== WHAT THIS EXERCISE ASKS ==
#1 Print the guarantee excerpt below from "Each Guarantor further" down to "Borrower or otherwise.".
#2 For each statement, say whether it agrees with the guarantee excerpt below. Answer yes or no and quote the deciding words of the excerpt. (a) Each Guarantor subordinates its rights of subrogation against the Borrower until all Obligations have been indefeasibly paid in cash. (b) The subordinated rights cover only those that arise pursuant to contract. (c) A Guarantor's guarantee ends if a payment on an Obligation must be returned by the Lender upon the Borrower's bankruptcy.

== EXCERPT ==
····················
Each Guarantor further agrees that its guarantee shall continue to be
effective or be reinstated, as the case may be if at any time payment, or any
part thereof, of principal of or interest on any Obligation is rescinded or must
otherwise be returned by the Agent or Lender upon the bankruptcy or
reorganization of the Borrower or otherwise.
Each Guarantor hereby subordinates until all Obligations have been
indefeasibly paid in cash all rights of subrogation against the Borrower and its
property and all rights of indemnification, contribution and reimbursement from
the Borrower and its property, in each case in connection with this Guarantee
and any payments made hereunder, and regardless of whether such rights arise by
operation of law, pursuant to contract or otherwise.
To the extent that any Guarantor shall make a payment of all or any of
the Obligations (a "Guarantor Payment") which, taking into account all other
Guarantor Payments then previously or concurrently made by the other Guarantors,
exceeds the amount which such Guarantor would otherwise have paid if each
Guarantor had paid the aggregate Obligations satisfied by such Guarantor Payment
in the same proportion as such Guarantor's "Allocable Amount" (as defined below)
····················
Item position entries
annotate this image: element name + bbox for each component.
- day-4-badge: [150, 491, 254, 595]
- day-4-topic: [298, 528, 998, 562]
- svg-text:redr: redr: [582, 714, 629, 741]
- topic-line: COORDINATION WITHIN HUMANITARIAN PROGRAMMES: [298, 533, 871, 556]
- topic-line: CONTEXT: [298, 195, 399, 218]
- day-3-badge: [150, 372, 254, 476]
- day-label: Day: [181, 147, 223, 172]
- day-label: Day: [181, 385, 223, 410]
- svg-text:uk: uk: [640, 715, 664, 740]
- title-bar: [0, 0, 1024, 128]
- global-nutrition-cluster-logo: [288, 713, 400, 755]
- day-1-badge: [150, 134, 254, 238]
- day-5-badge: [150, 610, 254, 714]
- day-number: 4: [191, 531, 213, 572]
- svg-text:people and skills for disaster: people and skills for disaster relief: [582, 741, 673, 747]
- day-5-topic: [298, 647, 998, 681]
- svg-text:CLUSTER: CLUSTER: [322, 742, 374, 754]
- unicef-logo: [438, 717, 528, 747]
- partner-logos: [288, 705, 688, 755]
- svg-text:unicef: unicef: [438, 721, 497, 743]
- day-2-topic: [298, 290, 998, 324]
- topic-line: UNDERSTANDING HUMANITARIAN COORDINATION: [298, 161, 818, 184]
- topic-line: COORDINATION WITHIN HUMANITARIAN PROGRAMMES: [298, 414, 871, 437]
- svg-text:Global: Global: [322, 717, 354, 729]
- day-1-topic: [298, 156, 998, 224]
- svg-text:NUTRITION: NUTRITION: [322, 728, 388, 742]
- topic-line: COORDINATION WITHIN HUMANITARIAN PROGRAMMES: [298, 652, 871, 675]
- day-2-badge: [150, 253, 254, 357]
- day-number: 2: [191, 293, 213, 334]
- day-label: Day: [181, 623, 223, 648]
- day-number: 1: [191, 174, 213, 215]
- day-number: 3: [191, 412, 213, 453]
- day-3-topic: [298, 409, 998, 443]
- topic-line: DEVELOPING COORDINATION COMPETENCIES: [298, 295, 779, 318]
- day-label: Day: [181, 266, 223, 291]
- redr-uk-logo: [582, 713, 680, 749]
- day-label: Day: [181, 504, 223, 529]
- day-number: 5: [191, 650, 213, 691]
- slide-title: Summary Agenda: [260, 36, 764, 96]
····················
== EXPECTED ANSWERS ==
#1
Each Guarantor further agrees that its guarantee shall continue to be
effective or be reinstated, as the case may be if at any time payment, or any
part thereof, of principal of or interest on any Obligation is rescinded or must
otherwise be returned by the Agent or Lender upon the bankruptcy or
reorganization of the Borrower or otherwise.

#2
(a) Yes: "Each Guarantor hereby subordinates until all Obligations have been indefeasibly paid in cash all rights of subrogation against the Borrower"
(b) No: "regardless of whether such rights arise by operation of law, pursuant to contract or otherwise"
(c) No: "its guarantee shall continue to be effective or be reinstated"